• PROBLEM STATEMENT
Each record below must be returned exactly as shown.

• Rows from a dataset
=-=-=-=-=
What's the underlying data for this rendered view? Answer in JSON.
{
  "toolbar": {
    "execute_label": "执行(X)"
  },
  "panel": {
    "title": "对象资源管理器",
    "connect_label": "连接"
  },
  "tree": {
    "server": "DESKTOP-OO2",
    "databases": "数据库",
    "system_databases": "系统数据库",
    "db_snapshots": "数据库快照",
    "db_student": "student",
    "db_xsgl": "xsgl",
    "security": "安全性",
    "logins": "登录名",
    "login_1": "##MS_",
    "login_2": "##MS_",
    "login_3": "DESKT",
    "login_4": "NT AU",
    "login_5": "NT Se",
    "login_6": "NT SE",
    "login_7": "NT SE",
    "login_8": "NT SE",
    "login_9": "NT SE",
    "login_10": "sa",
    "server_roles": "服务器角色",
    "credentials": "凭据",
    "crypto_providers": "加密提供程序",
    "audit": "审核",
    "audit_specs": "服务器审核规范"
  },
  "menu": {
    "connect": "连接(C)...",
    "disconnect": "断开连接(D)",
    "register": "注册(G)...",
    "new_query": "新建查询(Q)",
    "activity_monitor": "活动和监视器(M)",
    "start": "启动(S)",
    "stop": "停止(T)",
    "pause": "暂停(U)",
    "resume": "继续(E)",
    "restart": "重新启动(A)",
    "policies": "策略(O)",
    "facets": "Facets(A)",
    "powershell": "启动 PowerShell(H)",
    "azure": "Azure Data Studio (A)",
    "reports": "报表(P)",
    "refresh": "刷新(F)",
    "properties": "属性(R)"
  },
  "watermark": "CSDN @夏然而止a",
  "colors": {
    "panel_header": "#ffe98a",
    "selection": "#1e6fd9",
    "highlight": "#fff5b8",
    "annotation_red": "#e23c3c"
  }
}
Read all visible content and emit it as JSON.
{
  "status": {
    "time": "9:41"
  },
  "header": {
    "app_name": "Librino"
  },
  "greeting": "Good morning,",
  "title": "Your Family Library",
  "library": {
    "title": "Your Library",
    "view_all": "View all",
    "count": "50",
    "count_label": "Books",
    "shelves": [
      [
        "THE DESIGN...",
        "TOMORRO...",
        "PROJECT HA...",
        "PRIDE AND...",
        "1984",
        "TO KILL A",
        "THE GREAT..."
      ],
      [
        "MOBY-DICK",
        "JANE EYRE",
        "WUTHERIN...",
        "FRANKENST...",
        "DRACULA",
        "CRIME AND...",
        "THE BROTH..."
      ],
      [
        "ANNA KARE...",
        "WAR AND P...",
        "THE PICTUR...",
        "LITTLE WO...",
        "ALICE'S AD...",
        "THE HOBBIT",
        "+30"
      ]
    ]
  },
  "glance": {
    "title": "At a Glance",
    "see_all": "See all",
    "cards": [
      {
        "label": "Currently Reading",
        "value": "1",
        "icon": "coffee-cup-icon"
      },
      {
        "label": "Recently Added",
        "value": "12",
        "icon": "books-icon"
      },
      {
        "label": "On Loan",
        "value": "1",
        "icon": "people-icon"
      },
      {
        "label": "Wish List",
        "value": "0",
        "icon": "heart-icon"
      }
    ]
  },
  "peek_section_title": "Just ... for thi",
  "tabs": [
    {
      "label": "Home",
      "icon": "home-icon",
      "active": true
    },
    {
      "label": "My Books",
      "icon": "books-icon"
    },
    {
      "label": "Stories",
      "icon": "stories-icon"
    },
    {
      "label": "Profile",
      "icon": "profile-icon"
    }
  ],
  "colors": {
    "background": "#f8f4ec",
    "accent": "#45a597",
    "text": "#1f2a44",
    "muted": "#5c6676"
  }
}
=-=-=-=-=
• THE OUTPUT
What's the underlying data for this rendered view? Answer in JSON.
{
  "toolbar": {
    "execute_label": "执行(X)"
  },
  "panel": {
    "title": "对象资源管理器",
    "connect_label": "连接"
  },
  "tree": {
    "server": "DESKTOP-OO2",
    "databases": "数据库",
    "system_databases": "系统数据库",
    "db_snapshots": "数据库快照",
    "db_student": "student",
    "db_xsgl": "xsgl",
    "security": "安全性",
    "logins": "登录名",
    "login_1": "##MS_",
    "login_2": "##MS_",
    "login_3": "DESKT",
    "login_4": "NT AU",
    "login_5": "NT Se",
    "login_6": "NT SE",
    "login_7": "NT SE",
    "login_8": "NT SE",
    "login_9": "NT SE",
    "login_10": "sa",
    "server_roles": "服务器角色",
    "credentials": "凭据",
    "crypto_providers": "加密提供程序",
    "audit": "审核",
    "audit_specs": "服务器审核规范"
  },
  "menu": {
    "connect": "连接(C)...",
    "disconnect": "断开连接(D)",
    "register": "注册(G)...",
    "new_query": "新建查询(Q)",
    "activity_monitor": "活动和监视器(M)",
    "start": "启动(S)",
    "stop": "停止(T)",
    "pause": "暂停(U)",
    "resume": "继续(E)",
    "restart": "重新启动(A)",
    "policies": "策略(O)",
    "facets": "Facets(A)",
    "powershell": "启动 PowerShell(H)",
    "azure": "Azure Data Studio (A)",
    "reports": "报表(P)",
    "refresh": "刷新(F)",
    "properties": "属性(R)"
  },
  "watermark": "CSDN @夏然而止a",
  "colors": {
    "panel_header": "#ffe98a",
    "selection": "#1e6fd9",
    "highlight": "#fff5b8",
    "annotation_red": "#e23c3c"
  }
}
Read all visible content and emit it as JSON.
{
  "status": {
    "time": "9:41"
  },
  "header": {
    "app_name": "Librino"
  },
  "greeting": "Good morning,",
  "title": "Your Family Library",
  "library": {
    "title": "Your Library",
    "view_all": "View all",
    "count": "50",
    "count_label": "Books",
    "shelves": [
      [
        "THE DESIGN...",
        "TOMORRO...",
        "PROJECT HA...",
        "PRIDE AND...",
        "1984",
        "TO KILL A",
        "THE GREAT..."
      ],
      [
        "MOBY-DICK",
        "JANE EYRE",
        "WUTHERIN...",
        "FRANKENST...",
        "DRACULA",
        "CRIME AND...",
        "THE BROTH..."
      ],
      [
        "ANNA KARE...",
        "WAR AND P...",
        "THE PICTUR...",
        "LITTLE WO...",
        "ALICE'S AD...",
        "THE HOBBIT",
        "+30"
      ]
    ]
  },
  "glance": {
    "title": "At a Glance",
    "see_all": "See all",
    "cards": [
      {
        "label": "Currently Reading",
        "value": "1",
        "icon": "coffee-cup-icon"
      },
      {
        "label": "Recently Added",
        "value": "12",
        "icon": "books-icon"
      },
      {
        "label": "On Loan",
        "value": "1",
        "icon": "people-icon"
      },
      {
        "label": "Wish List",
        "value": "0",
        "icon": "heart-icon"
      }
    ]
  },
  "peek_section_title": "Just ... for thi",
  "tabs": [
    {
      "label": "Home",
      "icon": "home-icon",
      "active": true
    },
    {
      "label": "My Books",
      "icon": "books-icon"
    },
    {
      "label": "Stories",
      "icon": "stories-icon"
    },
    {
      "label": "Profile",
      "icon": "profile-icon"
    }
  ],
  "colors": {
    "background": "#f8f4ec",
    "accent": "#45a597",
    "text": "#1f2a44",
    "muted": "#5c6676"
  }
}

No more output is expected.